Set problem: Quote every line as given.

Source records:
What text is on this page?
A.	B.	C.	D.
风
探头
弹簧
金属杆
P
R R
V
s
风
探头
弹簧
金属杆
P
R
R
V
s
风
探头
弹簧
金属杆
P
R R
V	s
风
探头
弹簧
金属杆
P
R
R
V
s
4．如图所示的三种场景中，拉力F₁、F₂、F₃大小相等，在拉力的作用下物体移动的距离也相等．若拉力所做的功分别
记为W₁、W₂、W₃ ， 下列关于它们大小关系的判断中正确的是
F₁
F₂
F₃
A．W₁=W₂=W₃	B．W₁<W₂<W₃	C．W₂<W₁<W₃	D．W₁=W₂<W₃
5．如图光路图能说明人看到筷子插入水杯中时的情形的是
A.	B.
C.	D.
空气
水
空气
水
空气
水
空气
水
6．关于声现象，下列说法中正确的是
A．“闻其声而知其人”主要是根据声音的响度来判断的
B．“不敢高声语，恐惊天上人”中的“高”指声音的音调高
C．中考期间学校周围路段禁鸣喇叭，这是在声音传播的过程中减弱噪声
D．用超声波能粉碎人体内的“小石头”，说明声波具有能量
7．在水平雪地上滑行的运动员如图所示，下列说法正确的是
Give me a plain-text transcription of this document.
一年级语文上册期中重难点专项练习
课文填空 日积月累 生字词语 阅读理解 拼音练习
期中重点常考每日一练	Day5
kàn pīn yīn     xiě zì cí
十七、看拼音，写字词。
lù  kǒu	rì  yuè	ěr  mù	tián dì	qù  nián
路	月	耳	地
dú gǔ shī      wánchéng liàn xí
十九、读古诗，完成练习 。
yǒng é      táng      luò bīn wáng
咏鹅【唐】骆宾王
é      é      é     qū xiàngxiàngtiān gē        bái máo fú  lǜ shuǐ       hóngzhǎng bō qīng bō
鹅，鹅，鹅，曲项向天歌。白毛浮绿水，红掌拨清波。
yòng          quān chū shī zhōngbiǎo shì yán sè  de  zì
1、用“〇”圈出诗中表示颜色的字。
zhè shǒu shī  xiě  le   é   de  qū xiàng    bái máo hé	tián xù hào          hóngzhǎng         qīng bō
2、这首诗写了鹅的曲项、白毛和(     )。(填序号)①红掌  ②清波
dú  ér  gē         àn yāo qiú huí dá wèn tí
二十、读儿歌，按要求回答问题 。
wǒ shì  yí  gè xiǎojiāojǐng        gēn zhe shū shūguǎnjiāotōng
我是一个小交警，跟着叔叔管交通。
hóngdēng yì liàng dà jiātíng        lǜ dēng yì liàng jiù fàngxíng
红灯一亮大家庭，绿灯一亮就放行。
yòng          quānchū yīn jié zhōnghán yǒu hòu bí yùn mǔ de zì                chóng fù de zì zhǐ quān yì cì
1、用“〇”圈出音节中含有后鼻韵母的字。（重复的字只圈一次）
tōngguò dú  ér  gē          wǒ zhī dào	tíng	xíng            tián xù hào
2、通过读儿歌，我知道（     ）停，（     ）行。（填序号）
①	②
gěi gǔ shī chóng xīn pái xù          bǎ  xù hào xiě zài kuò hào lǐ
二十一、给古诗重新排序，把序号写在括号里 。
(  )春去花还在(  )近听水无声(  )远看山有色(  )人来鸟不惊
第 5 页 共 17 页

Reply:
What text is on this page?
A.	B.	C.	D.
风
探头
弹簧
金属杆
P
R R
V
s
风
探头
弹簧
金属杆
P
R
R
V
s
风
探头
弹簧
金属杆
P
R R
V	s
风
探头
弹簧
金属杆
P
R
R
V
s
4．如图所示的三种场景中，拉力F₁、F₂、F₃大小相等，在拉力的作用下物体移动的距离也相等．若拉力所做的功分别
记为W₁、W₂、W₃ ， 下列关于它们大小关系的判断中正确的是
F₁
F₂
F₃
A．W₁=W₂=W₃	B．W₁<W₂<W₃	C．W₂<W₁<W₃	D．W₁=W₂<W₃
5．如图光路图能说明人看到筷子插入水杯中时的情形的是
A.	B.
C.	D.
空气
水
空气
水
空气
水
空气
水
6．关于声现象，下列说法中正确的是
A．“闻其声而知其人”主要是根据声音的响度来判断的
B．“不敢高声语，恐惊天上人”中的“高”指声音的音调高
C．中考期间学校周围路段禁鸣喇叭，这是在声音传播的过程中减弱噪声
D．用超声波能粉碎人体内的“小石头”，说明声波具有能量
7．在水平雪地上滑行的运动员如图所示，下列说法正确的是
Give me a plain-text transcription of this document.
一年级语文上册期中重难点专项练习
课文填空 日积月累 生字词语 阅读理解 拼音练习
期中重点常考每日一练	Day5
kàn pīn yīn     xiě zì cí
十七、看拼音，写字词。
lù  kǒu	rì  yuè	ěr  mù	tián dì	qù  nián
路	月	耳	地
dú gǔ shī      wánchéng liàn xí
十九、读古诗，完成练习 。
yǒng é      táng      luò bīn wáng
咏鹅【唐】骆宾王
é      é      é     qū xiàngxiàngtiān gē        bái máo fú  lǜ shuǐ       hóngzhǎng bō qīng bō
鹅，鹅，鹅，曲项向天歌。白毛浮绿水，红掌拨清波。
yòng          quān chū shī zhōngbiǎo shì yán sè  de  zì
1、用“〇”圈出诗中表示颜色的字。
zhè shǒu shī  xiě  le   é   de  qū xiàng    bái máo hé	tián xù hào          hóngzhǎng         qīng bō
2、这首诗写了鹅的曲项、白毛和(     )。(填序号)①红掌  ②清波
dú  ér  gē         àn yāo qiú huí dá wèn tí
二十、读儿歌，按要求回答问题 。
wǒ shì  yí  gè xiǎojiāojǐng        gēn zhe shū shūguǎnjiāotōng
我是一个小交警，跟着叔叔管交通。
hóngdēng yì liàng dà jiātíng        lǜ dēng yì liàng jiù fàngxíng
红灯一亮大家庭，绿灯一亮就放行。
yòng          quānchū yīn jié zhōnghán yǒu hòu bí yùn mǔ de zì                chóng fù de zì zhǐ quān yì cì
1、用“〇”圈出音节中含有后鼻韵母的字。（重复的字只圈一次）
tōngguò dú  ér  gē          wǒ zhī dào	tíng	xíng            tián xù hào
2、通过读儿歌，我知道（     ）停，（     ）行。（填序号）
①	②
gěi gǔ shī chóng xīn pái xù          bǎ  xù hào xiě zài kuò hào lǐ
二十一、给古诗重新排序，把序号写在括号里 。
(  )春去花还在(  )近听水无声(  )远看山有色(  )人来鸟不惊
第 5 页 共 17 页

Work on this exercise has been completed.